* _WHAT YOU SHOULD DO_:
Which lines of the records contain "проверки"? Collect every one of them.

[Entries taken from a collection]
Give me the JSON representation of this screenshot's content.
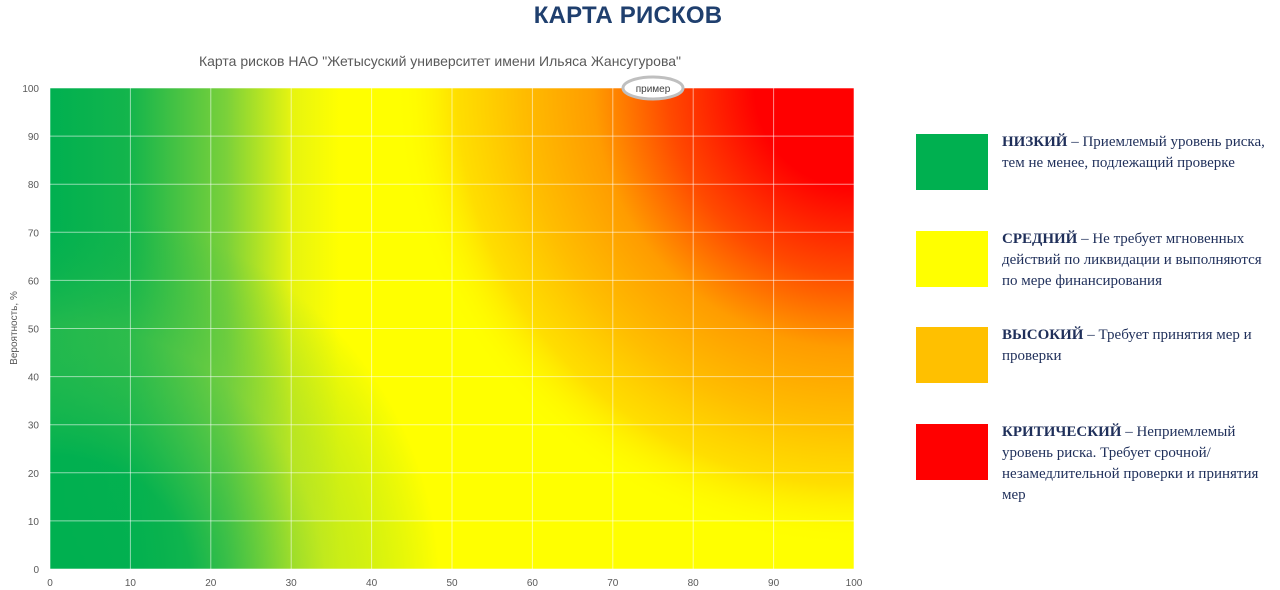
{
  "page": {
    "title": "КАРТА РИСКОВ"
  },
  "chart_data": {
    "type": "heatmap",
    "title": "Карта рисков НАО \"Жетысуский университет имени Ильяса Жансугурова\"",
    "xlabel": "",
    "ylabel": "Вероятность, %",
    "xlim": [
      0,
      100
    ],
    "ylim": [
      0,
      100
    ],
    "x_ticks": [
      0,
      10,
      20,
      30,
      40,
      50,
      60,
      70,
      80,
      90,
      100
    ],
    "y_ticks": [
      0,
      10,
      20,
      30,
      40,
      50,
      60,
      70,
      80,
      90,
      100
    ],
    "grid": true,
    "gradient": "green (bottom-left) → yellow → orange → red (top-right)",
    "colors": {
      "low": "#00b050",
      "medium": "#ffff00",
      "high": "#ffc000",
      "critical": "#ff0000"
    },
    "annotation": {
      "label": "пример",
      "x": 75,
      "y": 100
    }
  },
  "legend": {
    "items": [
      {
        "level": "НИЗКИЙ",
        "text": " – Приемлемый уровень риска, тем не менее, подлежащий проверке",
        "color": "#00b050"
      },
      {
        "level": "СРЕДНИЙ",
        "text": " – Не требует мгновенных действий по ликвидации и выполняются по мере финансирования",
        "color": "#ffff00"
      },
      {
        "level": "ВЫСОКИЙ",
        "text": " – Требует принятия мер и проверки",
        "color": "#ffc000"
      },
      {
        "level": "КРИТИЧЕСКИЙ",
        "text": " – Неприемлемый уровень риска. Требует срочной/незамедлительной проверки и принятия мер",
        "color": "#ff0000"
      }
    ]
  }
}
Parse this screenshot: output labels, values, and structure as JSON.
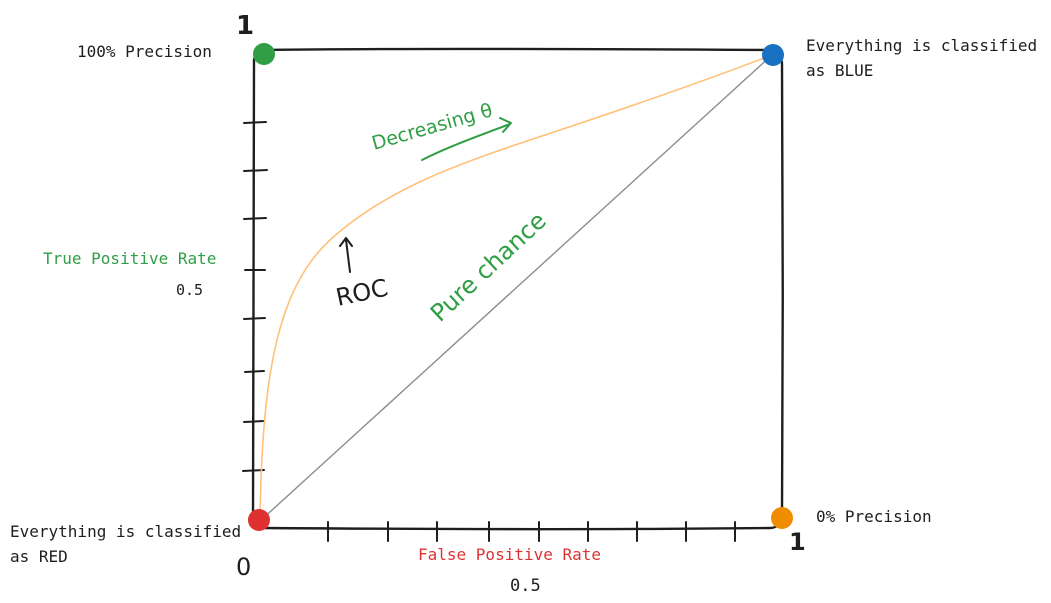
{
  "colors": {
    "ink": "#1e1e1e",
    "green": "#2f9e44",
    "red": "#e03131",
    "blue": "#1971c2",
    "orange": "#f08c00",
    "roc_curve": "#ffc078",
    "chance_line": "#868e96",
    "background": "#ffffff"
  },
  "axes": {
    "y_top_tick": "1",
    "x_right_tick": "1",
    "origin": "0",
    "y_mid_tick": "0.5",
    "x_mid_tick": "0.5",
    "y_label": "True Positive Rate",
    "x_label": "False Positive Rate"
  },
  "corners": {
    "top_left": {
      "label": "100% Precision",
      "color": "green"
    },
    "top_right": {
      "line1": "Everything is classified",
      "line2": "as BLUE",
      "color": "blue"
    },
    "bottom_left": {
      "line1": "Everything is classified",
      "line2": "as RED",
      "color": "red"
    },
    "bottom_right": {
      "label": "0% Precision",
      "color": "orange"
    }
  },
  "annotations": {
    "roc": "ROC",
    "pure_chance": "Pure chance",
    "decreasing_theta": "Decreasing θ"
  }
}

* _ANSWER TO THE PROBLEM_:
        "text": " – Требует принятия мер и проверки",
        "text": " – Неприемлемый уровень риска. Требует срочной/незамедлительной проверки и принятия мер",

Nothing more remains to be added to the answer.